▶ [The problem] Every entry needs to be printed exactly, please.

▶ [Data for this exercise]
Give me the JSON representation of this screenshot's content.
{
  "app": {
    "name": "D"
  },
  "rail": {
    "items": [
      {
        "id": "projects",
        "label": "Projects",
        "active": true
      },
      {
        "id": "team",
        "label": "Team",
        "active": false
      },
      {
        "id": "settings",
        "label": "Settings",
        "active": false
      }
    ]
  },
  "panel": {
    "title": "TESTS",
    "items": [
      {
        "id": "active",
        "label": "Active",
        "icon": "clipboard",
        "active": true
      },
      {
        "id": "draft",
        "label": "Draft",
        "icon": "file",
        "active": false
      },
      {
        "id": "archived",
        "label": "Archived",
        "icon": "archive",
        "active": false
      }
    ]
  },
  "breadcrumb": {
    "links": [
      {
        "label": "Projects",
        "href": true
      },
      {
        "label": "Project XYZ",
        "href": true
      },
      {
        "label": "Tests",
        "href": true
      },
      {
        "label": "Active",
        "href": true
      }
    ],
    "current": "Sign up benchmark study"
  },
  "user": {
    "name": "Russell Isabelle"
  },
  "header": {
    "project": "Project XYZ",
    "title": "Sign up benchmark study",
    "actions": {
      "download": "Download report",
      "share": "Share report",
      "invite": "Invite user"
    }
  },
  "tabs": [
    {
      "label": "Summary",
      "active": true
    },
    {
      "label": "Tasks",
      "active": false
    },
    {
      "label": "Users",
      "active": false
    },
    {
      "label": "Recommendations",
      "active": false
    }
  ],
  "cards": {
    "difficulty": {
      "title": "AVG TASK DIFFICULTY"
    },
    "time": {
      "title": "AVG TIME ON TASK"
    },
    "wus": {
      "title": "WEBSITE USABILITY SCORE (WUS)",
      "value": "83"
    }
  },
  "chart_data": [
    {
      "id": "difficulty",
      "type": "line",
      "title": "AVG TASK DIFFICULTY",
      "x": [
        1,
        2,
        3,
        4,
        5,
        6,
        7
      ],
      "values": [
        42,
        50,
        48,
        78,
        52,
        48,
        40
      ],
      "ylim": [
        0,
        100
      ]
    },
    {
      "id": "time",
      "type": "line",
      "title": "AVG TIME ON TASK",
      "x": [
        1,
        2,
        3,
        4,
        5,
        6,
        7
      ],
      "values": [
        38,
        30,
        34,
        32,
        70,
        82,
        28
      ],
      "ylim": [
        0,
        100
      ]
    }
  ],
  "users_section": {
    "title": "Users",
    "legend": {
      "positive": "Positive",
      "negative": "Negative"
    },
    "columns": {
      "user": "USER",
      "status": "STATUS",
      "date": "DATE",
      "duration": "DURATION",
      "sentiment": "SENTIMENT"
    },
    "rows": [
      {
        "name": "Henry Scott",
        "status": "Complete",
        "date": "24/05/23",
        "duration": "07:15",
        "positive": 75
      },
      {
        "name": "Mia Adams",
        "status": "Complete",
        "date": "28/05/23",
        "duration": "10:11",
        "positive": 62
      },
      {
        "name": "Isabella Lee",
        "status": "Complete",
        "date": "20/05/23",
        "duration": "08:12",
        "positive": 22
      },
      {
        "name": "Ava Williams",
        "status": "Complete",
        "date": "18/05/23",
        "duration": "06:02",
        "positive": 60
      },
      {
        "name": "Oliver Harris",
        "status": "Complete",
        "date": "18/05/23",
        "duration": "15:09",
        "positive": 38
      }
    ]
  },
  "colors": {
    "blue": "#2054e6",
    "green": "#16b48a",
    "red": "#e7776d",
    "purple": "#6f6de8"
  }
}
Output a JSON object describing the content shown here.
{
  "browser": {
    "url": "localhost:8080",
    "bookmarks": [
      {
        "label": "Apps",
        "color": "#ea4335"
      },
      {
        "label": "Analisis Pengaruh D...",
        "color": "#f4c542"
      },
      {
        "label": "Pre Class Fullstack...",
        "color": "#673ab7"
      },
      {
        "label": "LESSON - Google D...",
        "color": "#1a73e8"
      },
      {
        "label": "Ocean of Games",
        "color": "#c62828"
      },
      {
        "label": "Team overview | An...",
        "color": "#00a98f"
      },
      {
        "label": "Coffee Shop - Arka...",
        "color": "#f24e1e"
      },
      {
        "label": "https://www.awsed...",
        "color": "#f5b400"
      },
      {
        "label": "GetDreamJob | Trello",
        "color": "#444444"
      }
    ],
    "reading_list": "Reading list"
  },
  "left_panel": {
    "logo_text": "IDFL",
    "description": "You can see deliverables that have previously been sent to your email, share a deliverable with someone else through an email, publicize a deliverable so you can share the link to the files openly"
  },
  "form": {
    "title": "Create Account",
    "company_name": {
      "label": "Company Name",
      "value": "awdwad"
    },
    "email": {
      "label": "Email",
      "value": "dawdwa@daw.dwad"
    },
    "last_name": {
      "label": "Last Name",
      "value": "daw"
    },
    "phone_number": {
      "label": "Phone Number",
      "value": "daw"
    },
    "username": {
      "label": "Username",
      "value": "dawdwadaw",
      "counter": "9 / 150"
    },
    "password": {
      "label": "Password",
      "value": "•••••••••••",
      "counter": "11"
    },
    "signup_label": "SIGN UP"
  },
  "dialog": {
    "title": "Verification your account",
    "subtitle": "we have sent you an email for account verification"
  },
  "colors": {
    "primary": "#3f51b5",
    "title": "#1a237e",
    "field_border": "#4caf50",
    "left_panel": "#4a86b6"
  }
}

▶ [Written answer]
Give me the JSON representation of this screenshot's content.
{
  "app": {
    "name": "D"
  },
  "rail": {
    "items": [
      {
        "id": "projects",
        "label": "Projects",
        "active": true
      },
      {
        "id": "team",
        "label": "Team",
        "active": false
      },
      {
        "id": "settings",
        "label": "Settings",
        "active": false
      }
    ]
  },
  "panel": {
    "title": "TESTS",
    "items": [
      {
        "id": "active",
        "label": "Active",
        "icon": "clipboard",
        "active": true
      },
      {
        "id": "draft",
        "label": "Draft",
        "icon": "file",
        "active": false
      },
      {
        "id": "archived",
        "label": "Archived",
        "icon": "archive",
        "active": false
      }
    ]
  },
  "breadcrumb": {
    "links": [
      {
        "label": "Projects",
        "href": true
      },
      {
        "label": "Project XYZ",
        "href": true
      },
      {
        "label": "Tests",
        "href": true
      },
      {
        "label": "Active",
        "href": true
      }
    ],
    "current": "Sign up benchmark study"
  },
  "user": {
    "name": "Russell Isabelle"
  },
  "header": {
    "project": "Project XYZ",
    "title": "Sign up benchmark study",
    "actions": {
      "download": "Download report",
      "share": "Share report",
      "invite": "Invite user"
    }
  },
  "tabs": [
    {
      "label": "Summary",
      "active": true
    },
    {
      "label": "Tasks",
      "active": false
    },
    {
      "label": "Users",
      "active": false
    },
    {
      "label": "Recommendations",
      "active": false
    }
  ],
  "cards": {
    "difficulty": {
      "title": "AVG TASK DIFFICULTY"
    },
    "time": {
      "title": "AVG TIME ON TASK"
    },
    "wus": {
      "title": "WEBSITE USABILITY SCORE (WUS)",
      "value": "83"
    }
  },
  "chart_data": [
    {
      "id": "difficulty",
      "type": "line",
      "title": "AVG TASK DIFFICULTY",
      "x": [
        1,
        2,
        3,
        4,
        5,
        6,
        7
      ],
      "values": [
        42,
        50,
        48,
        78,
        52,
        48,
        40
      ],
      "ylim": [
        0,
        100
      ]
    },
    {
      "id": "time",
      "type": "line",
      "title": "AVG TIME ON TASK",
      "x": [
        1,
        2,
        3,
        4,
        5,
        6,
        7
      ],
      "values": [
        38,
        30,
        34,
        32,
        70,
        82,
        28
      ],
      "ylim": [
        0,
        100
      ]
    }
  ],
  "users_section": {
    "title": "Users",
    "legend": {
      "positive": "Positive",
      "negative": "Negative"
    },
    "columns": {
      "user": "USER",
      "status": "STATUS",
      "date": "DATE",
      "duration": "DURATION",
      "sentiment": "SENTIMENT"
    },
    "rows": [
      {
        "name": "Henry Scott",
        "status": "Complete",
        "date": "24/05/23",
        "duration": "07:15",
        "positive": 75
      },
      {
        "name": "Mia Adams",
        "status": "Complete",
        "date": "28/05/23",
        "duration": "10:11",
        "positive": 62
      },
      {
        "name": "Isabella Lee",
        "status": "Complete",
        "date": "20/05/23",
        "duration": "08:12",
        "positive": 22
      },
      {
        "name": "Ava Williams",
        "status": "Complete",
        "date": "18/05/23",
        "duration": "06:02",
        "positive": 60
      },
      {
        "name": "Oliver Harris",
        "status": "Complete",
        "date": "18/05/23",
        "duration": "15:09",
        "positive": 38
      }
    ]
  },
  "colors": {
    "blue": "#2054e6",
    "green": "#16b48a",
    "red": "#e7776d",
    "purple": "#6f6de8"
  }
}
Output a JSON object describing the content shown here.
{
  "browser": {
    "url": "localhost:8080",
    "bookmarks": [
      {
        "label": "Apps",
        "color": "#ea4335"
      },
      {
        "label": "Analisis Pengaruh D...",
        "color": "#f4c542"
      },
      {
        "label": "Pre Class Fullstack...",
        "color": "#673ab7"
      },
      {
        "label": "LESSON - Google D...",
        "color": "#1a73e8"
      },
      {
        "label": "Ocean of Games",
        "color": "#c62828"
      },
      {
        "label": "Team overview | An...",
        "color": "#00a98f"
      },
      {
        "label": "Coffee Shop - Arka...",
        "color": "#f24e1e"
      },
      {
        "label": "https://www.awsed...",
        "color": "#f5b400"
      },
      {
        "label": "GetDreamJob | Trello",
        "color": "#444444"
      }
    ],
    "reading_list": "Reading list"
  },
  "left_panel": {
    "logo_text": "IDFL",
    "description": "You can see deliverables that have previously been sent to your email, share a deliverable with someone else through an email, publicize a deliverable so you can share the link to the files openly"
  },
  "form": {
    "title": "Create Account",
    "company_name": {
      "label": "Company Name",
      "value": "awdwad"
    },
    "email": {
      "label": "Email",
      "value": "dawdwa@daw.dwad"
    },
    "last_name": {
      "label": "Last Name",
      "value": "daw"
    },
    "phone_number": {
      "label": "Phone Number",
      "value": "daw"
    },
    "username": {
      "label": "Username",
      "value": "dawdwadaw",
      "counter": "9 / 150"
    },
    "password": {
      "label": "Password",
      "value": "•••••••••••",
      "counter": "11"
    },
    "signup_label": "SIGN UP"
  },
  "dialog": {
    "title": "Verification your account",
    "subtitle": "we have sent you an email for account verification"
  },
  "colors": {
    "primary": "#3f51b5",
    "title": "#1a237e",
    "field_border": "#4caf50",
    "left_panel": "#4a86b6"
  }
}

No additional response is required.